[Collected data]
* Start *

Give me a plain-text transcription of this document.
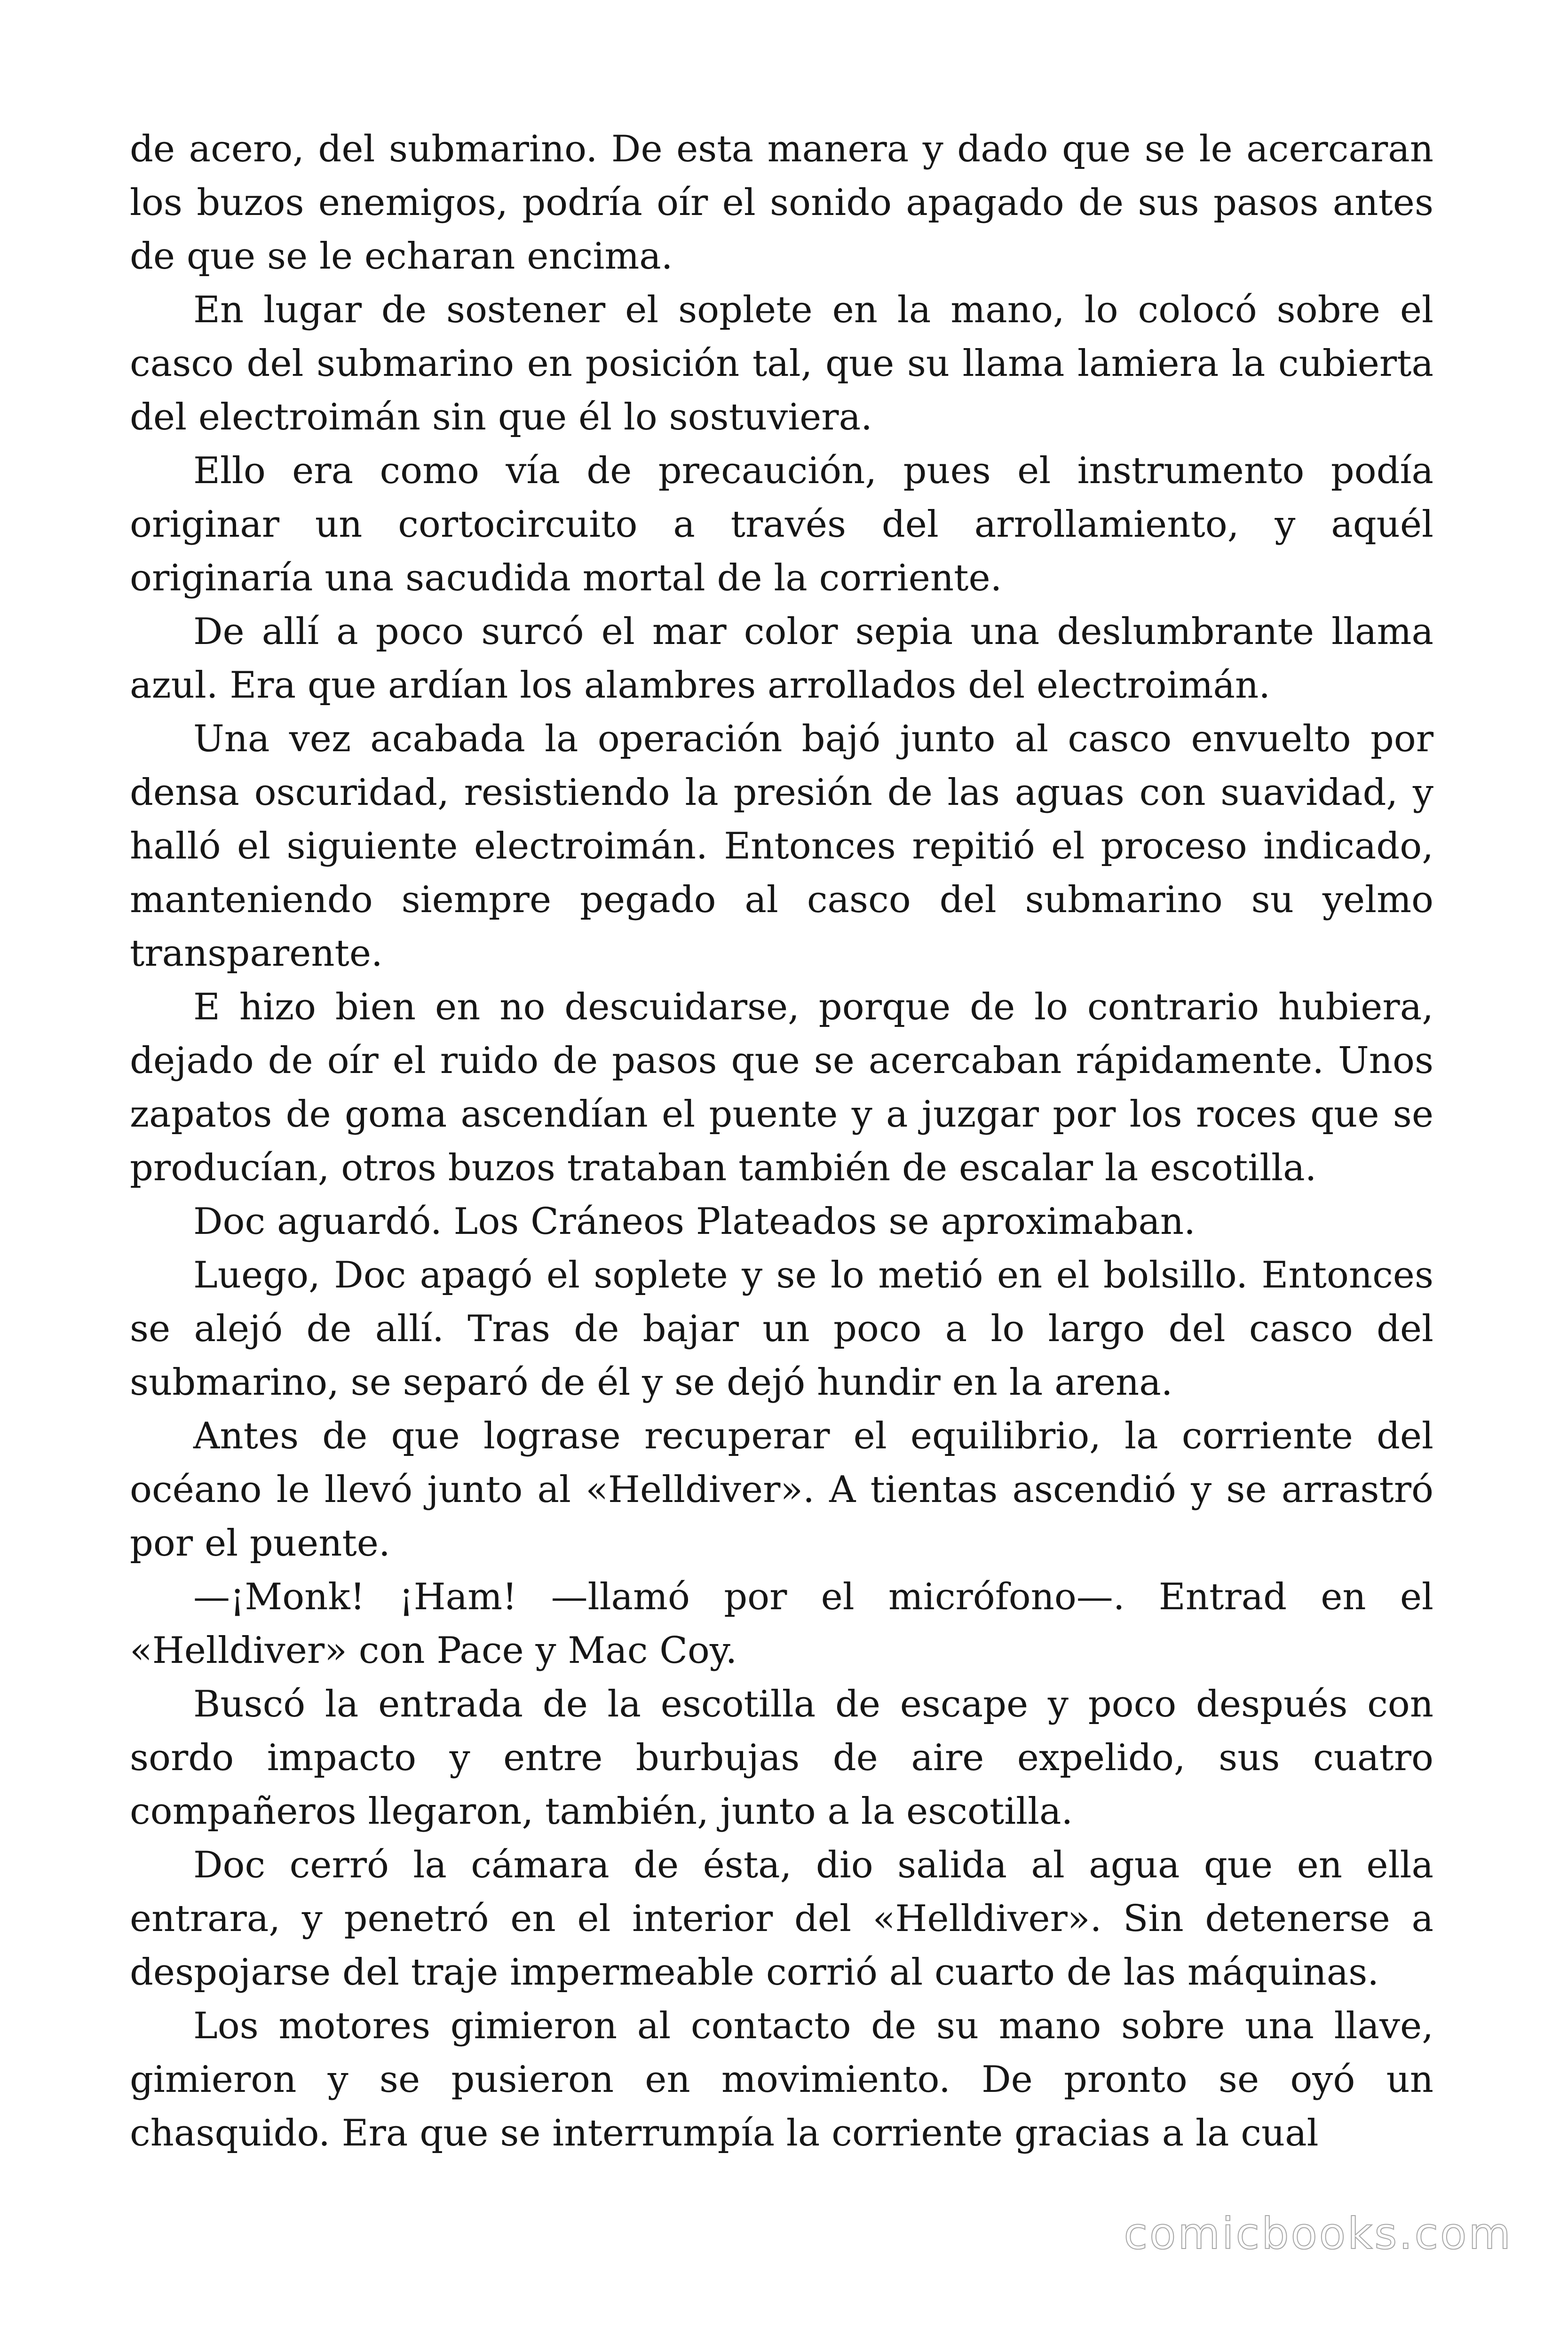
de acero, del submarino. De esta manera y dado que se le acercaran los buzos enemigos, podría oír el sonido apagado de sus pasos antes de que se le echaran encima.

En lugar de sostener el soplete en la mano, lo colocó sobre el casco del submarino en posición tal, que su llama lamiera la cubierta del electroimán sin que él lo sostuviera.

Ello era como vía de precaución, pues el instrumento podía originar un cortocircuito a través del arrollamiento, y aquél originaría una sacudida mortal de la corriente.

De allí a poco surcó el mar color sepia una deslumbrante llama azul. Era que ardían los alambres arrollados del electroimán.

Una vez acabada la operación bajó junto al casco envuelto por densa oscuridad, resistiendo la presión de las aguas con suavidad, y halló el siguiente electroimán. Entonces repitió el proceso indicado, manteniendo siempre pegado al casco del submarino su yelmo transparente.

E hizo bien en no descuidarse, porque de lo contrario hubiera, dejado de oír el ruido de pasos que se acercaban rápidamente. Unos zapatos de goma ascendían el puente y a juzgar por los roces que se producían, otros buzos trataban también de escalar la escotilla.

Doc aguardó. Los Cráneos Plateados se aproximaban.

Luego, Doc apagó el soplete y se lo metió en el bolsillo. Entonces se alejó de allí. Tras de bajar un poco a lo largo del casco del submarino, se separó de él y se dejó hundir en la arena.

Antes de que lograse recuperar el equilibrio, la corriente del océano le llevó junto al «Helldiver». A tientas ascendió y se arrastró por el puente.

—¡Monk! ¡Ham! —llamó por el micrófono—. Entrad en el «Helldiver» con Pace y Mac Coy.

Buscó la entrada de la escotilla de escape y poco después con sordo impacto y entre burbujas de aire expelido, sus cuatro compañeros llegaron, también, junto a la escotilla.

Doc cerró la cámara de ésta, dio salida al agua que en ella entrara, y penetró en el interior del «Helldiver». Sin detenerse a despojarse del traje impermeable corrió al cuarto de las máquinas.

Los motores gimieron al contacto de su mano sobre una llave, gimieron y se pusieron en movimiento. De pronto se oyó un chasquido. Era que se interrumpía la corriente gracias a la cual

comicbooks.com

* End *

> **What needs to be done**: List all lines from the entries that include the word "escotilla".

> **Result below**:
E hizo bien en no descuidarse, porque de lo contrario hubiera, dejado de oír el ruido de pasos que se acercaban rápidamente. Unos zapatos de goma ascendían el puente y a juzgar por los roces que se producían, otros buzos trataban también de escalar la escotilla.
Buscó la entrada de la escotilla de escape y poco después con sordo impacto y entre burbujas de aire expelido, sus cuatro compañeros llegaron, también, junto a la escotilla.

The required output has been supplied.